### Tugas Anda:
Bisakah Anda menulis ulang daftar dari baris pertama sampai baris yang memuat "anomaly-blob [380, 47, 420, 69]", dengan mengganti "lat-label" menjadi "latitude-label" dan membiarkan semua bagian lain tetap sama?

### Kumpulan Data:
──────
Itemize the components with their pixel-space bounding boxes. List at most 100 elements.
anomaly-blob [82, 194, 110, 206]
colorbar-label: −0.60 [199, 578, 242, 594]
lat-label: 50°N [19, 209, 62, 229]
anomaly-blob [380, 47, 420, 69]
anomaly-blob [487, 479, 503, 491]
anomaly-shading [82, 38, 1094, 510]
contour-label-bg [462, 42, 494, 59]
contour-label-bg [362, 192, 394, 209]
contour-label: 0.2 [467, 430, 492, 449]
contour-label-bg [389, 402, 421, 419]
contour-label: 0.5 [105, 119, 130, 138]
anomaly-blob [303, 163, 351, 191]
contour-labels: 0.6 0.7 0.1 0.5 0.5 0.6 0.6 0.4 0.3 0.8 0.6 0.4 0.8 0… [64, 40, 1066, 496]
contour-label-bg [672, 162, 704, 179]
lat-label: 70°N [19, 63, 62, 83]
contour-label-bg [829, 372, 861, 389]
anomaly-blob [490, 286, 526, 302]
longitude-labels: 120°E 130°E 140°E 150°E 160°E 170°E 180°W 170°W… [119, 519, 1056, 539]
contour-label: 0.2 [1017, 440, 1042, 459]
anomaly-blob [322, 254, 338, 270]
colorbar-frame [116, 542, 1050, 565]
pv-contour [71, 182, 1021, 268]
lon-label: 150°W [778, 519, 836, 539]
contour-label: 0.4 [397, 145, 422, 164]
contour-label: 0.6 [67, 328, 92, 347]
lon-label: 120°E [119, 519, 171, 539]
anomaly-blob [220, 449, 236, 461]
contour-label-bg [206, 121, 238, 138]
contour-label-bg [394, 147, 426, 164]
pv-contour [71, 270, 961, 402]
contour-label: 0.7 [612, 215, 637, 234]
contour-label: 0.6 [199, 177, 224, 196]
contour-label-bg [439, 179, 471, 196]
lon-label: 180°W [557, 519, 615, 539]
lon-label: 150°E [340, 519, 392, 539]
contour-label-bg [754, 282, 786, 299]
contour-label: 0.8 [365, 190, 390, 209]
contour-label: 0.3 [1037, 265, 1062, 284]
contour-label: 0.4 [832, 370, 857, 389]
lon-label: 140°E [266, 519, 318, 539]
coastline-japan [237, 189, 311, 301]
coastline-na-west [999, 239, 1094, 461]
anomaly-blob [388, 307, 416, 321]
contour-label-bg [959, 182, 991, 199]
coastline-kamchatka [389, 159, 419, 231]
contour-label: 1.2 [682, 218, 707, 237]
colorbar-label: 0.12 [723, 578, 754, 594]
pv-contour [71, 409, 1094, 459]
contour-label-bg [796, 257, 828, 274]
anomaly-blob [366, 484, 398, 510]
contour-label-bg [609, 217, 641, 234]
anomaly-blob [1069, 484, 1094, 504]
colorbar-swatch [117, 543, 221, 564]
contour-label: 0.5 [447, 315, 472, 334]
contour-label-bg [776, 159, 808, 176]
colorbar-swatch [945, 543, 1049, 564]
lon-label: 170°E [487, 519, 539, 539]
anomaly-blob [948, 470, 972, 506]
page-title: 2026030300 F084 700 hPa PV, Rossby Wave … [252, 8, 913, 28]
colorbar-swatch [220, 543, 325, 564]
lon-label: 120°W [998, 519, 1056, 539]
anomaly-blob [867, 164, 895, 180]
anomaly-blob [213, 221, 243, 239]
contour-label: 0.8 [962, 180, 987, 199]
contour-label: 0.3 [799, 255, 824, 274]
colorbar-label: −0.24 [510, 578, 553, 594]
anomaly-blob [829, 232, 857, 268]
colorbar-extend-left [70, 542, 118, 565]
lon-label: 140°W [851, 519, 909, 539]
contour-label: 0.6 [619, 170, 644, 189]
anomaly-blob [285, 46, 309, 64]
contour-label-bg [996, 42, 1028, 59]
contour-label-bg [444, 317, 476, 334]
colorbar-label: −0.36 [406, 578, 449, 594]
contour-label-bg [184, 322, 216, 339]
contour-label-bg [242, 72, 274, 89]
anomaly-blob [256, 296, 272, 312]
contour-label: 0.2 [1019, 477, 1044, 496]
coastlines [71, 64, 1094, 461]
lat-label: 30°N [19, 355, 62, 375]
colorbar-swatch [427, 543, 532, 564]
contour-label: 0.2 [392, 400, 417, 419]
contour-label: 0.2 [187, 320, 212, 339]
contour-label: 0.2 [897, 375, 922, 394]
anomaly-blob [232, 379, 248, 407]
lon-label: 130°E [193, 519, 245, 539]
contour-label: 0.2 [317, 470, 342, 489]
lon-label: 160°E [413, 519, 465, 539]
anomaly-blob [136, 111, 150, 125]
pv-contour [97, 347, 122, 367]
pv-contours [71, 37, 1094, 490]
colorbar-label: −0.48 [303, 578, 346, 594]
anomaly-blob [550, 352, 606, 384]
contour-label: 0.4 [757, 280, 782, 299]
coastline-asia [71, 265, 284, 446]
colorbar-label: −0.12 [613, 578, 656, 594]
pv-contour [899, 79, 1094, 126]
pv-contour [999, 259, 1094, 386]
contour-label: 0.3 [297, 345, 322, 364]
──────
### Contoh Jawaban:
Itemize the components with their pixel-space bounding boxes. List at most 100 elements.
anomaly-blob [82, 194, 110, 206]
colorbar-label: −0.60 [199, 578, 242, 594]
latitude-label: 50°N [19, 209, 62, 229]
anomaly-blob [380, 47, 420, 69]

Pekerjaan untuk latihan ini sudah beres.